OBJECTIVE> Read the lines that follow and pick out every one containing the word "Cockpit".

Items from a figure collection:
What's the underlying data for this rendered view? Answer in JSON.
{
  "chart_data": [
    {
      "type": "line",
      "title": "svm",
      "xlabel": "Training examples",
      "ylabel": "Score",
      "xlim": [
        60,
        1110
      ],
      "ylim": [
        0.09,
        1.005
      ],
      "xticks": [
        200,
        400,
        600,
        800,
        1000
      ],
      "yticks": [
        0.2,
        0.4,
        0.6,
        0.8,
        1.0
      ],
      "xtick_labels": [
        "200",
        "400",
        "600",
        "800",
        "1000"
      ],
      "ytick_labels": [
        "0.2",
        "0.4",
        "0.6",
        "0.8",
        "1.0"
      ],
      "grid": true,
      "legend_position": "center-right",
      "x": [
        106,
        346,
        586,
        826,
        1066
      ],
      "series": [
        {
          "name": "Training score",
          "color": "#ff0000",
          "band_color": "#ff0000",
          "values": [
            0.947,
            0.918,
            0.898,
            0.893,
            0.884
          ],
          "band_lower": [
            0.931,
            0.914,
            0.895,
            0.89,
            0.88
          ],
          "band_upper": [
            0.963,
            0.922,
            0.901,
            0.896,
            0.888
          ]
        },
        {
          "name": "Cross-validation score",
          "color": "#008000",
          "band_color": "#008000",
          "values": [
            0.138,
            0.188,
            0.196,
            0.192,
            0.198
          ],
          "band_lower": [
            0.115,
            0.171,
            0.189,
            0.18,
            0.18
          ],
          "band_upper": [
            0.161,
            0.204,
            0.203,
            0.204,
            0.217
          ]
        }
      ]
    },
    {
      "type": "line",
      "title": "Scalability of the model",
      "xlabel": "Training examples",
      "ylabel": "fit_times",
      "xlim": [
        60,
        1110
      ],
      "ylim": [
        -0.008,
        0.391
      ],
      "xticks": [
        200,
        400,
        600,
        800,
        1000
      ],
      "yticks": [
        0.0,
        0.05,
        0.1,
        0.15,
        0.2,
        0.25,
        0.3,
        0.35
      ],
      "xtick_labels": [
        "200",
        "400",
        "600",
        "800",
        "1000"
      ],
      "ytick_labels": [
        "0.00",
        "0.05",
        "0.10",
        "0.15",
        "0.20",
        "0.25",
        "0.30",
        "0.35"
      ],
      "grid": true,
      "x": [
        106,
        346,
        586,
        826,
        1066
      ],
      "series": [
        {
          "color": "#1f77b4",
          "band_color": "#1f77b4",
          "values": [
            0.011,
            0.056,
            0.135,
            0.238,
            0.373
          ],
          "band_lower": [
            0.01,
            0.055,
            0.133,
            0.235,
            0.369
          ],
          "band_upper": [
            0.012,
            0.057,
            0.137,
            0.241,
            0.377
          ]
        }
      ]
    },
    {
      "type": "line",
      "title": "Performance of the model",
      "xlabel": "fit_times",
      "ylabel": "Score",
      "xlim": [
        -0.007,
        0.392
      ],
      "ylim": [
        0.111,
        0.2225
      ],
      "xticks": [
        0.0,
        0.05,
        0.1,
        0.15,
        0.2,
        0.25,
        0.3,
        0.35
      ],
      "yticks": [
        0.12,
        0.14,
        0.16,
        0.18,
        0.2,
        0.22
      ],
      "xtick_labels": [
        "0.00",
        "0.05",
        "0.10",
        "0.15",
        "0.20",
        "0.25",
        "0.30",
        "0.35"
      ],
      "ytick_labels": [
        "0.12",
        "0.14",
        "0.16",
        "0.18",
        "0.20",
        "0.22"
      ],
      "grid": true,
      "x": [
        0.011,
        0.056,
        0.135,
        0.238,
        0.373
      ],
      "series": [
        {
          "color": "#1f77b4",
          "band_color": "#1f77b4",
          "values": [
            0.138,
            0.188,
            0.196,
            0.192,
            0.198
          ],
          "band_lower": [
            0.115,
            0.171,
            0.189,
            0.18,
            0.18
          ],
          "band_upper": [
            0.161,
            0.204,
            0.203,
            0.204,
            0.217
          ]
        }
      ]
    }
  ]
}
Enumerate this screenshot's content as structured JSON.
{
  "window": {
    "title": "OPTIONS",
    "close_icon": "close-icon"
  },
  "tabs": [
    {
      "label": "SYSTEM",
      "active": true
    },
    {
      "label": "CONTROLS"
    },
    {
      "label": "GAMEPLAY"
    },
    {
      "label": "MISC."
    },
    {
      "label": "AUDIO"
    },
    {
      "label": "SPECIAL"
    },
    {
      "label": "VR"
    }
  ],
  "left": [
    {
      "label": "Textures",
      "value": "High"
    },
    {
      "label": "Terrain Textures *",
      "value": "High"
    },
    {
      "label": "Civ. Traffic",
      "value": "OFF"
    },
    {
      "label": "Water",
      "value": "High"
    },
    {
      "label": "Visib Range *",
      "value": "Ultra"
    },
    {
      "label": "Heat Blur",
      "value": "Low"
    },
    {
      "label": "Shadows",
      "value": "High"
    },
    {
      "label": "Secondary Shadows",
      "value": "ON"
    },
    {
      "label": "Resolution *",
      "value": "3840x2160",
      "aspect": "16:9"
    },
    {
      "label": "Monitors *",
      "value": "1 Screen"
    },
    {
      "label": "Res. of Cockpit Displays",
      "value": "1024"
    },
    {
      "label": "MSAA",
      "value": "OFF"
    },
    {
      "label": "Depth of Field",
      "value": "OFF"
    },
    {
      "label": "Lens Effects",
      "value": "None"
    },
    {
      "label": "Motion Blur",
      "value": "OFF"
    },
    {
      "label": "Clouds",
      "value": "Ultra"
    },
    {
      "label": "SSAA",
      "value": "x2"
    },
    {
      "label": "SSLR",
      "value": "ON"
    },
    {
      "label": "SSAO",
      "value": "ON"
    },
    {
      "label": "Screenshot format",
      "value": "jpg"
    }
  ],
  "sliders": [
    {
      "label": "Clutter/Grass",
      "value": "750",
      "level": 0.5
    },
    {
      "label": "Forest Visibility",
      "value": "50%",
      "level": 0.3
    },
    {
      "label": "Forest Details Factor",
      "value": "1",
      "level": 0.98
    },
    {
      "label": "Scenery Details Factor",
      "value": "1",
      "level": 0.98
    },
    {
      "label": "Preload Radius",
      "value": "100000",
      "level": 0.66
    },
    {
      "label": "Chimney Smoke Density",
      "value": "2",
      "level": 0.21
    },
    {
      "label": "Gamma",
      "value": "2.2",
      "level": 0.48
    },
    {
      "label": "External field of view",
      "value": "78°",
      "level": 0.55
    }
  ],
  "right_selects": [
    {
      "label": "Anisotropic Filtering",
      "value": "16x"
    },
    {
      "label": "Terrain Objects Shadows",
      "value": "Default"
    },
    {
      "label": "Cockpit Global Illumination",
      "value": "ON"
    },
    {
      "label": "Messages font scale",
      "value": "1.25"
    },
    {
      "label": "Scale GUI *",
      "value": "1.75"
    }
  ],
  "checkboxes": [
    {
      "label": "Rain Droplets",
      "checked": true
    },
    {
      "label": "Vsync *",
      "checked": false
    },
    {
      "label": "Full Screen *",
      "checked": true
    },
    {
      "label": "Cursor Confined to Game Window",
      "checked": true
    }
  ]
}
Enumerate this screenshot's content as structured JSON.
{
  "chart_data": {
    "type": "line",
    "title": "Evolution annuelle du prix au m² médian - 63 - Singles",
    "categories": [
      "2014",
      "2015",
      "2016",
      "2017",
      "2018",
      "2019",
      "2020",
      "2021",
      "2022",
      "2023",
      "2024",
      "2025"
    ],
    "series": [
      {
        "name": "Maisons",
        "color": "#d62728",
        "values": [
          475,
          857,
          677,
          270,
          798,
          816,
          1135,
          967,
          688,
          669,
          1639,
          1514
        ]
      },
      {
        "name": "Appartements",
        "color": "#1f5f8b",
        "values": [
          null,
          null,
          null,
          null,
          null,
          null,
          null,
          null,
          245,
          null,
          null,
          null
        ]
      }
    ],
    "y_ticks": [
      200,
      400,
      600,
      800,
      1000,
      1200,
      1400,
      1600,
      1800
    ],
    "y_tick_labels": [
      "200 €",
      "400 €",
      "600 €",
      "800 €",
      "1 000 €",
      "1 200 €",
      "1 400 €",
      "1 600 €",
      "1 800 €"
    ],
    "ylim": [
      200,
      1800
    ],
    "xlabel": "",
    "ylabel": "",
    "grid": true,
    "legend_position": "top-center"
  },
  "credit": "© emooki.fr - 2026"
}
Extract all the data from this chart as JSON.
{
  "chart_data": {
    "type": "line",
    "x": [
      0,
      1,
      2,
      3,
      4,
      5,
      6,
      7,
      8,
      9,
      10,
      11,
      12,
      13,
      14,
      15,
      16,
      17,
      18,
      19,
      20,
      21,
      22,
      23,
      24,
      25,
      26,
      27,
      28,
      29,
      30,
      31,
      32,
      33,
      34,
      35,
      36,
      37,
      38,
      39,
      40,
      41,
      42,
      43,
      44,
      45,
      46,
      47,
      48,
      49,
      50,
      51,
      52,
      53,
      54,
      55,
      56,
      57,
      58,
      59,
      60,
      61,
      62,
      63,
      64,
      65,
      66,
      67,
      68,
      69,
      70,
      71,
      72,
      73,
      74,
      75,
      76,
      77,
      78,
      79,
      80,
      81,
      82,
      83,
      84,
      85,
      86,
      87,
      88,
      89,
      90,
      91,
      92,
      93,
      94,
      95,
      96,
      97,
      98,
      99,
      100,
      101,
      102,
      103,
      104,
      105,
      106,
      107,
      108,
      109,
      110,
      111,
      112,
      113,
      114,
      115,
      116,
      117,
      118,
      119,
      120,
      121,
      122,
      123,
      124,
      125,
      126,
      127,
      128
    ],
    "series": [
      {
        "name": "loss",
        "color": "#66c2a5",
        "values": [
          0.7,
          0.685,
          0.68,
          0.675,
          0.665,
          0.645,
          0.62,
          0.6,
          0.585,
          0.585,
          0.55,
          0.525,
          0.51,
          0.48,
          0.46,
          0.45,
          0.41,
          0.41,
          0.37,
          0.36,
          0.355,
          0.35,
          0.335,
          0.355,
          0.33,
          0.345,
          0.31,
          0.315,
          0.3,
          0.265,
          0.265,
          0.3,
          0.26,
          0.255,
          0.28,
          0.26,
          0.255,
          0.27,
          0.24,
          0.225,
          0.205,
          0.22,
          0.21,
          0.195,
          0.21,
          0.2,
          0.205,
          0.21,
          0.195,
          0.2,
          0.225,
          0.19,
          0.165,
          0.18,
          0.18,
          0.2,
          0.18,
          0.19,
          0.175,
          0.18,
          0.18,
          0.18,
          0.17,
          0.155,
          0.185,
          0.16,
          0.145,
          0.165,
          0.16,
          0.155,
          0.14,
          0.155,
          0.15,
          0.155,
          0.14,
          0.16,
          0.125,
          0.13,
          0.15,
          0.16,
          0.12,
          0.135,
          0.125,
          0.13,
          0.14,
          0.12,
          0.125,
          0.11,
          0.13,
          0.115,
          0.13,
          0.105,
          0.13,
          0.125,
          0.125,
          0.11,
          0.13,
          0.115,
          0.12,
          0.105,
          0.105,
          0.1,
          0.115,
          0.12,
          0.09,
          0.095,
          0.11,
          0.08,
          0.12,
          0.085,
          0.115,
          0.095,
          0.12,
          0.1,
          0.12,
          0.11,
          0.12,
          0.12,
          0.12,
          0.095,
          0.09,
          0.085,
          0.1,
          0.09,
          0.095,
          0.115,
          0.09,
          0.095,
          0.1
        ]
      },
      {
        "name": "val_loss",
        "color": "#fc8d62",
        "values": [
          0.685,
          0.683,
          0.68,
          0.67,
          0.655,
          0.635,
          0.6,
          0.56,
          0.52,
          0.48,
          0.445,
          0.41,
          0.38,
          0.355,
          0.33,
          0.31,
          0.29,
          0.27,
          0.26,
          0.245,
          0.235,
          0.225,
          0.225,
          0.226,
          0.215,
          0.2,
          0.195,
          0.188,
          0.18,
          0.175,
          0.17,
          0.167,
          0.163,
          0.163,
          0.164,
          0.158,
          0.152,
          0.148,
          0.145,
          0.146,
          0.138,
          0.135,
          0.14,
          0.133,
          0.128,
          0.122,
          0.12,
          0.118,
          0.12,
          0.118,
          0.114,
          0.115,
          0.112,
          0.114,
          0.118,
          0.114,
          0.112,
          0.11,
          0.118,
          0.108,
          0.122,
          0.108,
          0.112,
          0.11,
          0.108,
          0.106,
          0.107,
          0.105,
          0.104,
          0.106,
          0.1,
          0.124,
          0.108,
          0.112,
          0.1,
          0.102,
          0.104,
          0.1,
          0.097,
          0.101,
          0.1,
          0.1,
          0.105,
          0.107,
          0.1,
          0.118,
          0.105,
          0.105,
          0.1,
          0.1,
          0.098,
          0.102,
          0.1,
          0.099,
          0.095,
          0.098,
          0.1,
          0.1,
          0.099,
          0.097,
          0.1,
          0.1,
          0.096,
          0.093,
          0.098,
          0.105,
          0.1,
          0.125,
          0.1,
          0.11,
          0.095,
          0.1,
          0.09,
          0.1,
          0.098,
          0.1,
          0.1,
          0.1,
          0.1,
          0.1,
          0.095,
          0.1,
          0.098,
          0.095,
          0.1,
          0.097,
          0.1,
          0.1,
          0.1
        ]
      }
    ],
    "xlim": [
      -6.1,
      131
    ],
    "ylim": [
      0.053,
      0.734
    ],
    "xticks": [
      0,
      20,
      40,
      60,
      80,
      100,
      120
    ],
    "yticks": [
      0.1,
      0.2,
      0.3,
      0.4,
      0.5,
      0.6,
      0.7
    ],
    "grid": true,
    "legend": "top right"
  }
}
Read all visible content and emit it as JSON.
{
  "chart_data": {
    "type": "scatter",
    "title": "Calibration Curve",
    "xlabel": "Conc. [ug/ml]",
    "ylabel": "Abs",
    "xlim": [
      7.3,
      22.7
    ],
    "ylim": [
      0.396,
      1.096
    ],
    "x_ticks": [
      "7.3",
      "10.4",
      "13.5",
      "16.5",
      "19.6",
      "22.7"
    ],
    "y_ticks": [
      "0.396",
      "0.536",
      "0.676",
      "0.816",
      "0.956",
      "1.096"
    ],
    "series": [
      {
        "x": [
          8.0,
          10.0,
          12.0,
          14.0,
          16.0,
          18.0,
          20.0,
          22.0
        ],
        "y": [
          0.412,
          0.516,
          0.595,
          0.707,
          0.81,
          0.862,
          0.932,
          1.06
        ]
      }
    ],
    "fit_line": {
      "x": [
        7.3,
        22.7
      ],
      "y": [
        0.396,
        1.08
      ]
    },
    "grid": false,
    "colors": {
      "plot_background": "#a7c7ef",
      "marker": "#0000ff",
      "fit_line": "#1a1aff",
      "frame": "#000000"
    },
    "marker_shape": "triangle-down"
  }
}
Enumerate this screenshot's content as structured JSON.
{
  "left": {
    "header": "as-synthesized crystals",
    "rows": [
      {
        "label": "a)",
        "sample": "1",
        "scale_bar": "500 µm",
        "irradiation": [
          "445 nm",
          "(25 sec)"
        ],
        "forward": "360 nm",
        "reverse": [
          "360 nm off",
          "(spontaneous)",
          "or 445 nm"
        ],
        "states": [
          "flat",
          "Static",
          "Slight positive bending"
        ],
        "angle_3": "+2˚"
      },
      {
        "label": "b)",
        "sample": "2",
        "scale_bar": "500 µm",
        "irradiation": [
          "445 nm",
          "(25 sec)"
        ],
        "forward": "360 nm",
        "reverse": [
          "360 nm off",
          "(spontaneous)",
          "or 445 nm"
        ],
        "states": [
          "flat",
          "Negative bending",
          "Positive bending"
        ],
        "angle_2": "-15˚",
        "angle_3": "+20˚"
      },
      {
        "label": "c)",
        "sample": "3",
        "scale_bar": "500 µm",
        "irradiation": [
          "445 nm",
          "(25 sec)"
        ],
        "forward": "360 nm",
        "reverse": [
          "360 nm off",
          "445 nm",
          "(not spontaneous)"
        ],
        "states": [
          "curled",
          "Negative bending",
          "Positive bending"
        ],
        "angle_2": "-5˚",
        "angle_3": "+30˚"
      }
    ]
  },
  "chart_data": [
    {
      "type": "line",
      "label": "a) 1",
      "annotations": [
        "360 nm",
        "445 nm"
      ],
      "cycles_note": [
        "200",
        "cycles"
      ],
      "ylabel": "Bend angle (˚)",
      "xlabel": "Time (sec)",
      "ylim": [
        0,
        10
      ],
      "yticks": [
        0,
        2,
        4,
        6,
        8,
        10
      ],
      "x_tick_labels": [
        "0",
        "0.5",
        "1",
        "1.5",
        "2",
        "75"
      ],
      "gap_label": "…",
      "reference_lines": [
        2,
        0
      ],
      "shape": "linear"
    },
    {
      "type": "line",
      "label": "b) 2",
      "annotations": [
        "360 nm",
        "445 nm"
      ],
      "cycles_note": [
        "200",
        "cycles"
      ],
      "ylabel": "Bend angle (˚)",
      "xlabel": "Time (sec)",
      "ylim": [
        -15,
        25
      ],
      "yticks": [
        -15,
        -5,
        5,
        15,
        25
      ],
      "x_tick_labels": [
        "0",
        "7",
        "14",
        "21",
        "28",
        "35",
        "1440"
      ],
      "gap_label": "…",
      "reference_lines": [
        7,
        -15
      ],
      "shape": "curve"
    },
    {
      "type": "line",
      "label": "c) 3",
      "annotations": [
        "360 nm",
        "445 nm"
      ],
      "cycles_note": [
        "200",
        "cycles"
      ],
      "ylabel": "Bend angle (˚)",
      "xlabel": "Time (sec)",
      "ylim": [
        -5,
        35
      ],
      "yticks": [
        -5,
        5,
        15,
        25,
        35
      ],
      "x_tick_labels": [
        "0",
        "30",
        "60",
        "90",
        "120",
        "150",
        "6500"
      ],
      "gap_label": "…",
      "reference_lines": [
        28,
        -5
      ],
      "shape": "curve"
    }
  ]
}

SOLUTION TO THIS TASK>
      "label": "Res. of Cockpit Displays",
      "label": "Cockpit Global Illumination",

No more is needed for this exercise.